= Records for the exercise =
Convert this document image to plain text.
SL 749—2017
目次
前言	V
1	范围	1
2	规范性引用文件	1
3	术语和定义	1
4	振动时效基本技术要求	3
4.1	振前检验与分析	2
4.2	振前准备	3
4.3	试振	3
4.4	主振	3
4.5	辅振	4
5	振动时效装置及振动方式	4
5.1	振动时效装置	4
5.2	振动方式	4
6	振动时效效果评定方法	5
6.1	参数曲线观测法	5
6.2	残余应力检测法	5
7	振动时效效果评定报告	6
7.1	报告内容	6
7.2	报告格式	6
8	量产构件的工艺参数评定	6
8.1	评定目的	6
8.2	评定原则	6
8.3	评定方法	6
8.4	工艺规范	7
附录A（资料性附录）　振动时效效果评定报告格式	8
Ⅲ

= Work instructions =
Repeat the listing above without any change.

= Completed task =
Convert this document image to plain text.
SL 749—2017
目次
前言	V
1	范围	1
2	规范性引用文件	1
3	术语和定义	1
4	振动时效基本技术要求	3
4.1	振前检验与分析	2
4.2	振前准备	3
4.3	试振	3
4.4	主振	3
4.5	辅振	4
5	振动时效装置及振动方式	4
5.1	振动时效装置	4
5.2	振动方式	4
6	振动时效效果评定方法	5
6.1	参数曲线观测法	5
6.2	残余应力检测法	5
7	振动时效效果评定报告	6
7.1	报告内容	6
7.2	报告格式	6
8	量产构件的工艺参数评定	6
8.1	评定目的	6
8.2	评定原则	6
8.3	评定方法	6
8.4	工艺规范	7
附录A（资料性附录）　振动时效效果评定报告格式	8
Ⅲ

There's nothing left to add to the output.